| What the task requires |
Pick out the lines containing "comments".

| Records shown |

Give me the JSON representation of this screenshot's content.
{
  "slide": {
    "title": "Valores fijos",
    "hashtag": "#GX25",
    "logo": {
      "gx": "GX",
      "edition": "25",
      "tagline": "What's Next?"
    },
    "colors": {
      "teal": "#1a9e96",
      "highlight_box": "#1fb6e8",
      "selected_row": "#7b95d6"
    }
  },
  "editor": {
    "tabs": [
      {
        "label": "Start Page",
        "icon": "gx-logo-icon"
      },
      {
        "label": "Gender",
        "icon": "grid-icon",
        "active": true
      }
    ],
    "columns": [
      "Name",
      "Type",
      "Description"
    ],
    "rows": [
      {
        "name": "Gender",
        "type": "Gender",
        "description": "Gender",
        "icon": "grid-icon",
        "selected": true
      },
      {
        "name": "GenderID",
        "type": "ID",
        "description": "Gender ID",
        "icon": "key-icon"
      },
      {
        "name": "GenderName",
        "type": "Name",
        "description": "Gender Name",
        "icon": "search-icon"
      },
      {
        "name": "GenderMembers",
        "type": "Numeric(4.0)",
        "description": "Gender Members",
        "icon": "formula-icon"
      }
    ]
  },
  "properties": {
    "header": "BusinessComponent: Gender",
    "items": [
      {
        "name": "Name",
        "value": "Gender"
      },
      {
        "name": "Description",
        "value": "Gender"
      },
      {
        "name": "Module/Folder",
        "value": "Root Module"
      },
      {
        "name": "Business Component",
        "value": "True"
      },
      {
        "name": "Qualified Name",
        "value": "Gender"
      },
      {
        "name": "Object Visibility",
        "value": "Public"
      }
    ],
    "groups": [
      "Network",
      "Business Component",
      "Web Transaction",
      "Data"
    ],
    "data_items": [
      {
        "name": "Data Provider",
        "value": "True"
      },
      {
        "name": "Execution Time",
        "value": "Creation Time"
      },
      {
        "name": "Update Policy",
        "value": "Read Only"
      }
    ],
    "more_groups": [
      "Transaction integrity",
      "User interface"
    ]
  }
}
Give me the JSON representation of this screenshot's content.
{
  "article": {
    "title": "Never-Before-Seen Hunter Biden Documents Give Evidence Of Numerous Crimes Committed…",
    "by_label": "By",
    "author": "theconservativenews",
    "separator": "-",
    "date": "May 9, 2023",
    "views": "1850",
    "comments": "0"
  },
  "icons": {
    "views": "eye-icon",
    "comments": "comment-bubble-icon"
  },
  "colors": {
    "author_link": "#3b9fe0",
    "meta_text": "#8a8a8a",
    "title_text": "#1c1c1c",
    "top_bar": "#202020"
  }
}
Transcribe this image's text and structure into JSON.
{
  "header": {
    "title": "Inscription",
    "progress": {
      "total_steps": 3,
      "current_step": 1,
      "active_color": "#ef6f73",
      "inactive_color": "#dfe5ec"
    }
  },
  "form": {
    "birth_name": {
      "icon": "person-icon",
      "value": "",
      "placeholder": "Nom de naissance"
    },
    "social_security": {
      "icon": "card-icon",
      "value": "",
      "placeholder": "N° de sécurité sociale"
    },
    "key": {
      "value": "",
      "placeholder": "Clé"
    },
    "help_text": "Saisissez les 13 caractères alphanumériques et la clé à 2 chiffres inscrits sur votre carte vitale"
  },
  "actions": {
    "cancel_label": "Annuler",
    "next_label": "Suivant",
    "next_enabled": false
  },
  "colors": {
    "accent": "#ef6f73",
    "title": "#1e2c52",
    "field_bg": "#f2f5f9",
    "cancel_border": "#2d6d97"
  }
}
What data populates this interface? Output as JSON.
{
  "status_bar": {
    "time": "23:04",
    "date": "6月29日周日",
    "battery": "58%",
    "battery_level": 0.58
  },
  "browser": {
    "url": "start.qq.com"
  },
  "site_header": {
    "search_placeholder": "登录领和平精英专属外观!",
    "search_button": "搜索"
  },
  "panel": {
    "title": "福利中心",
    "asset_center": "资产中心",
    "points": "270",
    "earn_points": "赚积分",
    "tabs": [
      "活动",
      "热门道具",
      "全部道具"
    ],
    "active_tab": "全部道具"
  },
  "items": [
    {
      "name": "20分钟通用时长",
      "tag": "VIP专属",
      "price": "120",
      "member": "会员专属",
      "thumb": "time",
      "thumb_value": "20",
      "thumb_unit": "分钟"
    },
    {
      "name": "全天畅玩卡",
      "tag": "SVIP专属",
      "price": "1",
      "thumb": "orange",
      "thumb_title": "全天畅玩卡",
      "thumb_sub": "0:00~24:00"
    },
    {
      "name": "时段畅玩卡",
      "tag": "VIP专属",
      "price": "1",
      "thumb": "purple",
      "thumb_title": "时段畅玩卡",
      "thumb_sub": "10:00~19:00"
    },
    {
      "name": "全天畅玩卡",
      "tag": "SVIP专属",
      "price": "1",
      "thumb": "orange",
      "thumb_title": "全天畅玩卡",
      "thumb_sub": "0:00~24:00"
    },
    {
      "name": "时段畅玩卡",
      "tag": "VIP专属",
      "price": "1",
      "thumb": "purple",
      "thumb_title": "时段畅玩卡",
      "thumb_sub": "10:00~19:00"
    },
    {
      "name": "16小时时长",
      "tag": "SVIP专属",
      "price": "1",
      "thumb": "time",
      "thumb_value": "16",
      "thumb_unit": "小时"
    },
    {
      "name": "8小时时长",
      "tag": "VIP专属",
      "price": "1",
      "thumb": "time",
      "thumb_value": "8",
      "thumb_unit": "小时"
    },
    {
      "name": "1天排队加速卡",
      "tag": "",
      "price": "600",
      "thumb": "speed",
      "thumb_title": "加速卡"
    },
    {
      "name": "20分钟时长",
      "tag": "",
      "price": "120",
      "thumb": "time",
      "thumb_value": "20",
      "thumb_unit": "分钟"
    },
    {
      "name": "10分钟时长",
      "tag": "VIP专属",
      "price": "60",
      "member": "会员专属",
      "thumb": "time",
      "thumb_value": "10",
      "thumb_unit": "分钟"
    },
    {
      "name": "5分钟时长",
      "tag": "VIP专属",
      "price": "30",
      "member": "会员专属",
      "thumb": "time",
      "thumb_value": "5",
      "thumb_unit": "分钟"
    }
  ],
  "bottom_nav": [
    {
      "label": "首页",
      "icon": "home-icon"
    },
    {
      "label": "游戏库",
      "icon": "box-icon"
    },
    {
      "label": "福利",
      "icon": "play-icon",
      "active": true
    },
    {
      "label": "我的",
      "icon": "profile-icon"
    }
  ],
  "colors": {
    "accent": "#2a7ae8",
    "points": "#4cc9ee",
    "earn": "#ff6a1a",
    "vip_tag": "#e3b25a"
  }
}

| Answer below |
    "comments": "0"
    "comments": "comment-bubble-icon"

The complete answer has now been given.